→ **WHAT THIS EXERCISE ASKS**
1. In the article on hiring for retention, what company tenure does the author count as "long term retention"?
2. Reproduce the article on hiring for retention word for word from "I should say" to "is retention important?".
--- START SOURCE EXTRACT ---
Hiring for Retention – Or how to Suck at Recruitment

Hiring for retention
Unicorns!, 10x Engineers!, We only hire the best!, the War for Talent!

Hiring quality developers is a hot topic, you can’t move for guides on how to get the very best to work for you. In fact it is such a hot topic that many writers on the subject forget why recruitment is on the table in the first place.

In order to be successful, a business needs to be able to build highly productive, durable teams that can adapt to changes to the business of over time. To do this, good recruitment is essential, but is only a small part of the whole.

Start ups pride themselves on disrupting the status quo, reimagining products and processes to gain an edge over incumbents. This has led to rapid innovation in engineering, product and marketing but HR, and relatedly talent management, has for the most part remained static.

What would happen if talent management was re-imagined from the ground up where the only metric to optimise for is retaining quality teams? How would the roles of recruiters, HR and functional managers evolve in response?

I’ll go through four suggestions of what a retention optimised system would look like. The conclusions are counter-intuitive and in some cases directly conflict with current recruitment good practice. Optimising for retention means that a company will undoubtedly lose out on quality staff in the short term.

I should say that every suggestion is something that I have implemented myself in multiple teams. I have run each over a sufficiently long period to believe that it supports retention in the long term. For arguments sake I will consider ‘long term retention’ to mean a company tenure of greater than five years.

Since I’m writing from my own experience, there is a bias towards software engineering organisations in a startup environment. Though I think many of the lessons can be applied more generally.

Before I get there though, let’s just recap on why retention is important.

Why is retention important?

  • Culture
  • Long term Investment in staff possible
  • Get you through the hard times
  • Much cheaper…

Retention is critical for building a strong culture. If you want a culture to persist you need continuity, especially from your most influential staff. I’ll talk about culture in detail later.

Secondly, an assumption of long term retention makes it easier to invest in people. This means that they can improve at their job, also improving the team and subsequently improving retention… It also means that every part of the business is likely to have good industry domain knowledge. So not just an expert on Software Development, but also knowledgeable about the fashion industry or the Telecoms industry (say). This domain knowledge allows the team to make better decisions on a day to day basis.
--- END SOURCE EXTRACT ---
--- START GIVEN INFORMATION ---
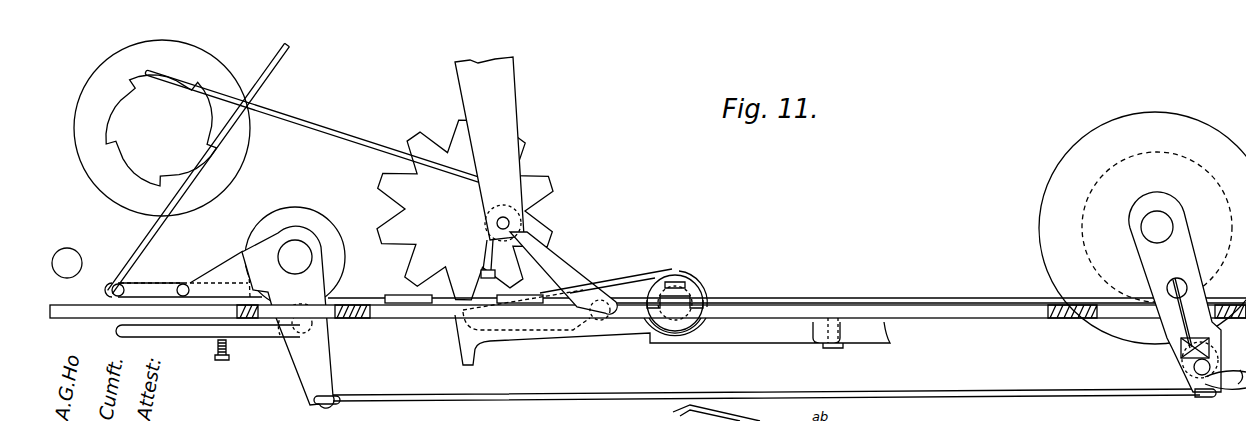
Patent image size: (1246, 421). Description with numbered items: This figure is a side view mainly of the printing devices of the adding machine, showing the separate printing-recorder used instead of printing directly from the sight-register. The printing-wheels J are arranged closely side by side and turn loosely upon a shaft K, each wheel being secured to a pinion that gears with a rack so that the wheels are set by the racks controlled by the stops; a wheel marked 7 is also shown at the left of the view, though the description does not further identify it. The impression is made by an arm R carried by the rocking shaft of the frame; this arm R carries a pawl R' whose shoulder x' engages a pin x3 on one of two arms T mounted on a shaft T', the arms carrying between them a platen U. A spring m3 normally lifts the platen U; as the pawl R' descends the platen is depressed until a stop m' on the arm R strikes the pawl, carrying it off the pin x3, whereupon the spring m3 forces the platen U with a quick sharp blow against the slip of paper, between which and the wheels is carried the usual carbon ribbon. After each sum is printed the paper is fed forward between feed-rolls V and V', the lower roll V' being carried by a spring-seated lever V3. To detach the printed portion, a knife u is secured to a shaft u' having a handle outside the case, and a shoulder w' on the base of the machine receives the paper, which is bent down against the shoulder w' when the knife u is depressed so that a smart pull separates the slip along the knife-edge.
--- END GIVEN INFORMATION ---
→ **SOLUTIONS IN ORDER**
1. A company tenure of greater than five years.

2.
I should say that every suggestion is something that I have implemented myself in multiple teams. I have run each over a sufficiently long period to believe that it supports retention in the long term. For arguments sake I will consider ‘long term retention’ to mean a company tenure of greater than five years.

Since I’m writing from my own experience, there is a bias towards software engineering organisations in a startup environment. Though I think many of the lessons can be applied more generally.

Before I get there though, let’s just recap on why retention is important.

Why is retention important?